DO THIS.
Extract and list every line that contains the word "recommendation".

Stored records
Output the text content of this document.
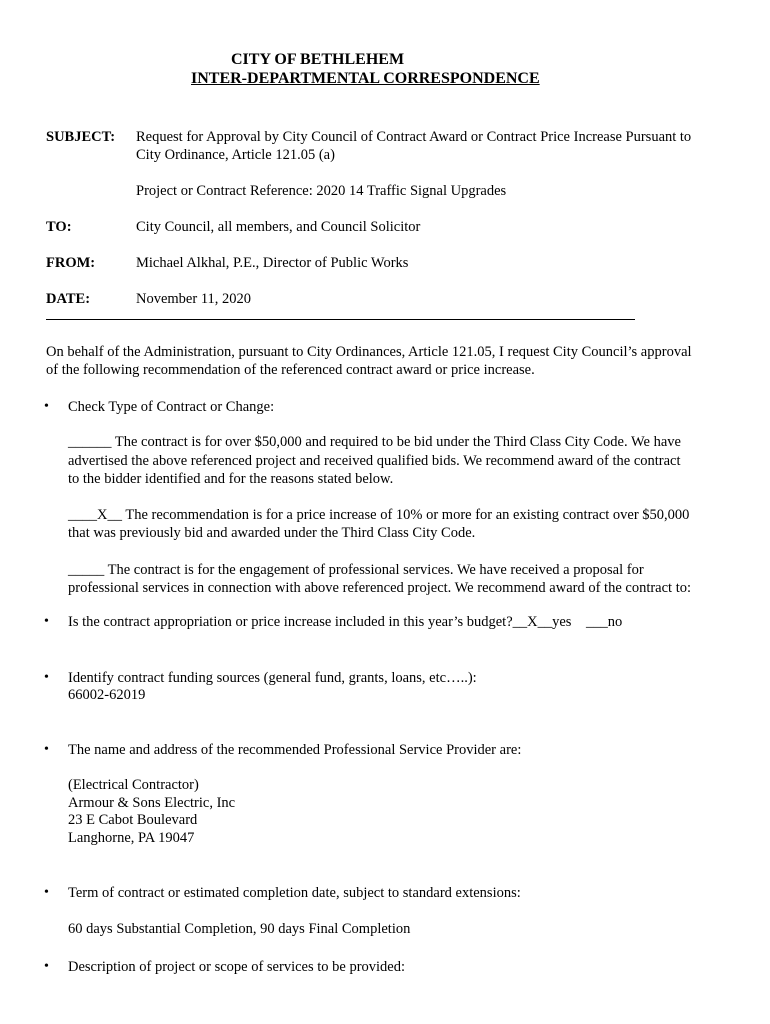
CITY OF BETHLEHEM
INTER-DEPARTMENTAL CORRESPONDENCE
SUBJECT: Request for Approval by City Council of Contract Award or Contract Price Increase Pursuant to
City Ordinance, Article 121.05 (a)
Project or Contract Reference: 2020 14 Traffic Signal Upgrades
TO:	City Council, all members, and Council Solicitor
FROM:	Michael Alkhal, P.E., Director of Public Works
DATE:	November 11, 2020
On behalf of the Administration, pursuant to City Ordinances, Article 121.05, I request City Council’s approval
of the following recommendation of the referenced contract award or price increase.
• Check Type of Contract or Change:
______ The contract is for over $50,000 and required to be bid under the Third Class City Code. We have
advertised the above referenced project and received qualified bids. We recommend award of the contract
to the bidder identified and for the reasons stated below.
____X__ The recommendation is for a price increase of 10% or more for an existing contract over $50,000
that was previously bid and awarded under the Third Class City Code.
_____ The contract is for the engagement of professional services. We have received a proposal for
professional services in connection with above referenced project. We recommend award of the contract to:
• Is the contract appropriation or price increase included in this year’s budget?__X__yes ___no
• Identify contract funding sources (general fund, grants, loans, etc…..):
66002-62019
• The name and address of the recommended Professional Service Provider are:
(Electrical Contractor)
Armour & Sons Electric, Inc
23 E Cabot Boulevard
Langhorne, PA 19047
• Term of contract or estimated completion date, subject to standard extensions:
60 days Substantial Completion, 90 days Final Completion
• Description of project or scope of services to be provided:
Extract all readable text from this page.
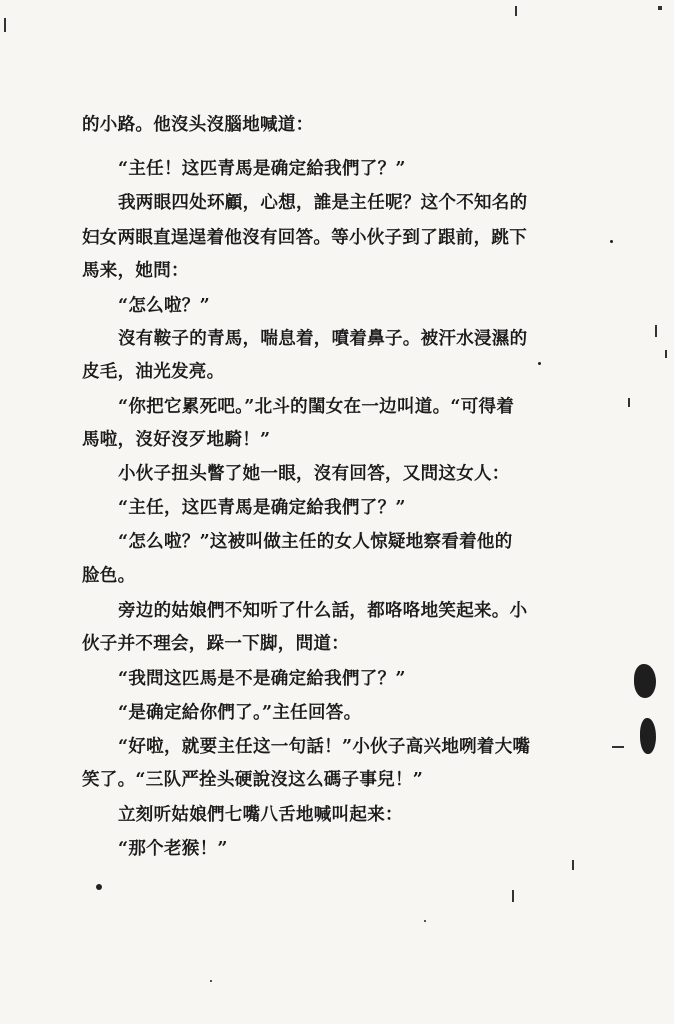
的小路。他沒头沒腦地喊道：
“主任！这匹青馬是确定給我們了？”
我两眼四处环顧，心想，誰是主任呢？这个不知名的
妇女两眼直逞逞着他沒有回答。等小伙子到了跟前，跳下
馬来，她問：
“怎么啦？”
沒有鞍子的青馬，喘息着，噴着鼻子。被汗水浸濕的
皮毛，油光发亮。
“你把它累死吧。”北斗的閨女在一边叫道。“可得着
馬啦，沒好沒歹地騎！”
小伙子扭头瞥了她一眼，沒有回答，又問这女人：
“主任，这匹青馬是确定給我們了？”
“怎么啦？”这被叫做主任的女人惊疑地察看着他的
脸色。
旁边的姑娘們不知听了什么話，都咯咯地笑起来。小
伙子并不理会，跺一下脚，問道：
“我問这匹馬是不是确定給我們了？”
“是确定給你們了。”主任回答。
“好啦，就要主任这一句話！”小伙子高兴地咧着大嘴
笑了。“三队严拴头硬說沒这么碼子事兒！”
立刻听姑娘們七嘴八舌地喊叫起来：
“那个老猴！”
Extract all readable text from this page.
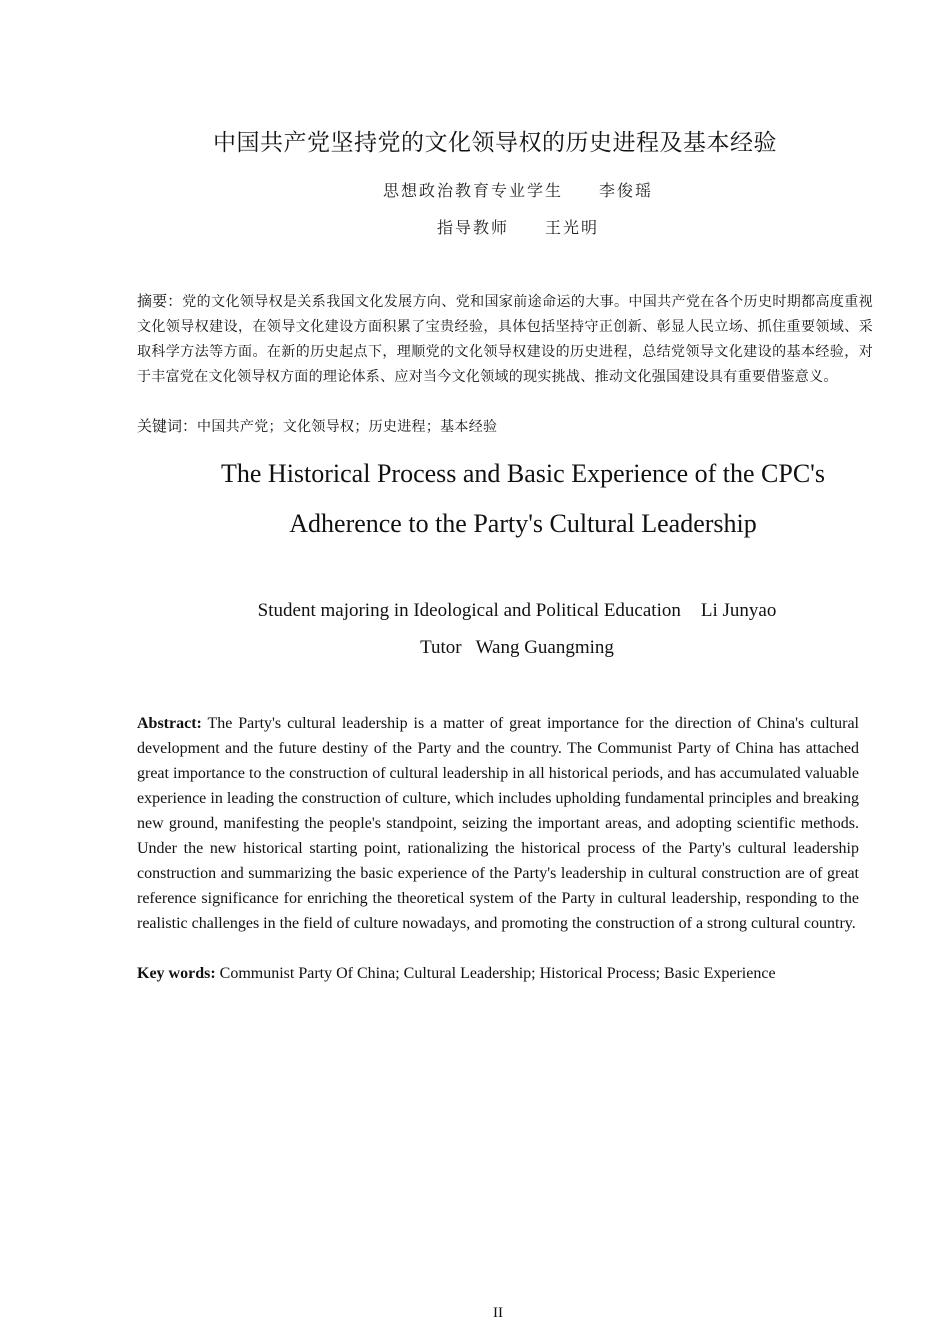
中国共产党坚持党的文化领导权的历史进程及基本经验
思想政治教育专业学生 李俊瑶
指导教师 王光明
摘要：党的文化领导权是关系我国文化发展方向、党和国家前途命运的大事。中国共产党在各个历史时期都高度重视文化领导权建设，在领导文化建设方面积累了宝贵经验，具体包括坚持守正创新、彰显人民立场、抓住重要领域、采取科学方法等方面。在新的历史起点下，理顺党的文化领导权建设的历史进程，总结党领导文化建设的基本经验，对于丰富党在文化领导权方面的理论体系、应对当今文化领域的现实挑战、推动文化强国建设具有重要借鉴意义。
关键词：中国共产党；文化领导权；历史进程；基本经验
The Historical Process and Basic Experience of the CPC's
Adherence to the Party's Cultural Leadership
Student majoring in Ideological and Political Education Li Junyao
Tutor Wang Guangming
Abstract: The Party's cultural leadership is a matter of great importance for the direction of China's cultural development and the future destiny of the Party and the country. The Communist Party of China has attached great importance to the construction of cultural leadership in all historical periods, and has accumulated valuable experience in leading the construction of culture, which includes upholding fundamental principles and breaking new ground, manifesting the people's standpoint, seizing the important areas, and adopting scientific methods. Under the new historical starting point, rationalizing the historical process of the Party's cultural leadership construction and summarizing the basic experience of the Party's leadership in cultural construction are of great reference significance for enriching the theoretical system of the Party in cultural leadership, responding to the realistic challenges in the field of culture nowadays, and promoting the construction of a strong cultural country.
Key words: Communist Party Of China; Cultural Leadership; Historical Process; Basic Experience
II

FULL SOLUTION.
of the following recommendation of the referenced contract award or price increase.
____X__ The recommendation is for a price increase of 10% or more for an existing contract over $50,000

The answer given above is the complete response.